# STATED TASK
Sort through the data and copy the lines holding the word "style".

[Dataset rows]
━━━━━━━━━━━━━━━━━━━━━━━━━━━━━━

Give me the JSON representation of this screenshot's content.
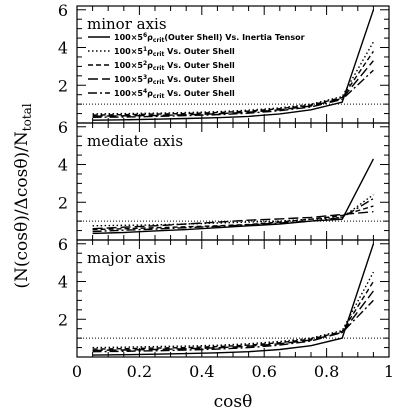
{
  "chart_data": {
    "type": "line",
    "ylabel": "(N(cosθ)/Δcosθ)/N",
    "ylabel_sub": "total",
    "xlabel": "cosθ",
    "x_ticks": [
      "0",
      "0.2",
      "0.4",
      "0.6",
      "0.8",
      "1"
    ],
    "y_ticks": [
      "2",
      "4",
      "6"
    ],
    "xlim": [
      0,
      1
    ],
    "ylim": [
      0,
      6.2
    ],
    "legend": {
      "placement": "top-left, first panel",
      "entries": [
        {
          "prefix": "100×5",
          "sup": "6",
          "rho": "ρ",
          "sub": "crit",
          "suffix": "(Outer Shell) Vs. Inertia Tensor",
          "style": "solid"
        },
        {
          "prefix": "100×5",
          "sup": "1",
          "rho": "ρ",
          "sub": "crit",
          "suffix": " Vs. Outer Shell",
          "style": "dotted"
        },
        {
          "prefix": "100×5",
          "sup": "2",
          "rho": "ρ",
          "sub": "crit",
          "suffix": " Vs. Outer Shell",
          "style": "short-dash"
        },
        {
          "prefix": "100×5",
          "sup": "3",
          "rho": "ρ",
          "sub": "crit",
          "suffix": " Vs. Outer Shell",
          "style": "long-dash"
        },
        {
          "prefix": "100×5",
          "sup": "4",
          "rho": "ρ",
          "sub": "crit",
          "suffix": " Vs. Outer Shell",
          "style": "dash-dot"
        }
      ]
    },
    "reference_line": 1,
    "x": [
      0.05,
      0.15,
      0.25,
      0.35,
      0.45,
      0.55,
      0.65,
      0.75,
      0.85,
      0.95
    ],
    "panels": [
      {
        "label": "minor axis",
        "series": [
          {
            "values": [
              0.15,
              0.17,
              0.2,
              0.24,
              0.28,
              0.35,
              0.48,
              0.7,
              1.1,
              6.0
            ]
          },
          {
            "values": [
              0.48,
              0.5,
              0.52,
              0.55,
              0.6,
              0.68,
              0.8,
              1.0,
              1.4,
              4.3
            ]
          },
          {
            "values": [
              0.42,
              0.44,
              0.47,
              0.5,
              0.55,
              0.63,
              0.76,
              0.95,
              1.35,
              3.8
            ]
          },
          {
            "values": [
              0.36,
              0.38,
              0.4,
              0.44,
              0.49,
              0.57,
              0.7,
              0.9,
              1.3,
              3.3
            ]
          },
          {
            "values": [
              0.3,
              0.32,
              0.35,
              0.39,
              0.44,
              0.52,
              0.65,
              0.85,
              1.25,
              2.8
            ]
          }
        ]
      },
      {
        "label": "mediate axis",
        "series": [
          {
            "values": [
              0.35,
              0.4,
              0.48,
              0.55,
              0.65,
              0.75,
              0.85,
              1.0,
              1.1,
              4.3
            ]
          },
          {
            "values": [
              0.75,
              0.78,
              0.8,
              0.85,
              0.9,
              0.95,
              1.0,
              1.1,
              1.2,
              2.4
            ]
          },
          {
            "values": [
              0.55,
              0.6,
              0.65,
              0.7,
              0.75,
              0.82,
              0.95,
              1.1,
              1.3,
              1.8
            ]
          },
          {
            "values": [
              0.6,
              0.68,
              0.75,
              0.85,
              0.95,
              1.05,
              1.12,
              1.2,
              1.35,
              1.5
            ]
          },
          {
            "values": [
              0.45,
              0.52,
              0.58,
              0.65,
              0.72,
              0.8,
              0.9,
              1.0,
              1.2,
              2.2
            ]
          }
        ]
      },
      {
        "label": "major axis",
        "series": [
          {
            "values": [
              0.1,
              0.12,
              0.15,
              0.18,
              0.22,
              0.28,
              0.4,
              0.6,
              1.0,
              6.0
            ]
          },
          {
            "values": [
              0.5,
              0.52,
              0.55,
              0.58,
              0.62,
              0.7,
              0.82,
              1.0,
              1.4,
              4.5
            ]
          },
          {
            "values": [
              0.42,
              0.44,
              0.47,
              0.5,
              0.55,
              0.63,
              0.76,
              0.95,
              1.35,
              4.0
            ]
          },
          {
            "values": [
              0.35,
              0.37,
              0.4,
              0.44,
              0.49,
              0.57,
              0.7,
              0.9,
              1.3,
              3.5
            ]
          },
          {
            "values": [
              0.28,
              0.3,
              0.33,
              0.37,
              0.42,
              0.5,
              0.63,
              0.85,
              1.3,
              3.0
            ]
          }
        ]
      }
    ]
  }
}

━━━━━━━━━━━━━━━━━━━━━━━━━━━━━━

# TASK RESPONSE
          "style": "solid"
          "style": "dotted"
          "style": "short-dash"
          "style": "long-dash"
          "style": "dash-dot"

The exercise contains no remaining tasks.